## What you should do
Type out the complete listing below word for word, without its pictures.

═════ Stored data

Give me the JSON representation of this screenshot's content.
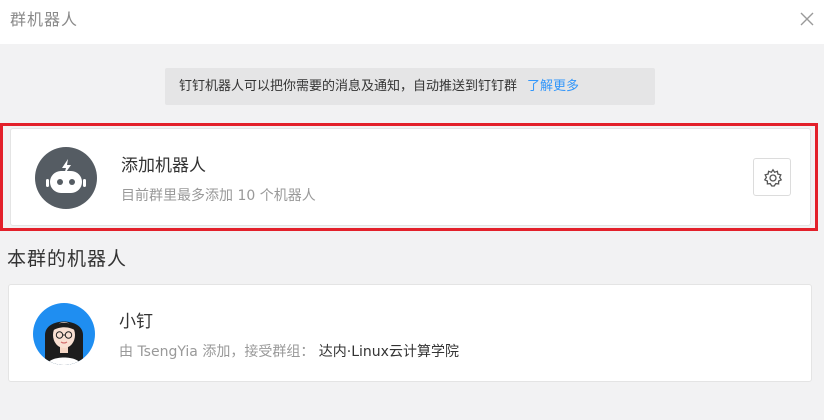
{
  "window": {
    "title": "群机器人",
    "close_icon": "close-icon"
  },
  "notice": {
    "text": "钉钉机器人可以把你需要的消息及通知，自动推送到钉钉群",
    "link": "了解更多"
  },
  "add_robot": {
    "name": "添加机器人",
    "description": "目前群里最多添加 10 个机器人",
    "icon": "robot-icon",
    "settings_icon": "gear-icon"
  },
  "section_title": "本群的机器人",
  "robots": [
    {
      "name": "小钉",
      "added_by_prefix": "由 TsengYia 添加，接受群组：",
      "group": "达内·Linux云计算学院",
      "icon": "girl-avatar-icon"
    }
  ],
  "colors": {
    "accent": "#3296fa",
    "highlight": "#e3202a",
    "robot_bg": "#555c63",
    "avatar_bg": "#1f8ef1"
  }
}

══════════

## Answer to the task
Give me the JSON representation of this screenshot's content.
{
  "window": {
    "title": "群机器人",
    "close_icon": "close-icon"
  },
  "notice": {
    "text": "钉钉机器人可以把你需要的消息及通知，自动推送到钉钉群",
    "link": "了解更多"
  },
  "add_robot": {
    "name": "添加机器人",
    "description": "目前群里最多添加 10 个机器人",
    "icon": "robot-icon",
    "settings_icon": "gear-icon"
  },
  "section_title": "本群的机器人",
  "robots": [
    {
      "name": "小钉",
      "added_by_prefix": "由 TsengYia 添加，接受群组：",
      "group": "达内·Linux云计算学院",
      "icon": "girl-avatar-icon"
    }
  ],
  "colors": {
    "accent": "#3296fa",
    "highlight": "#e3202a",
    "robot_bg": "#555c63",
    "avatar_bg": "#1f8ef1"
  }
}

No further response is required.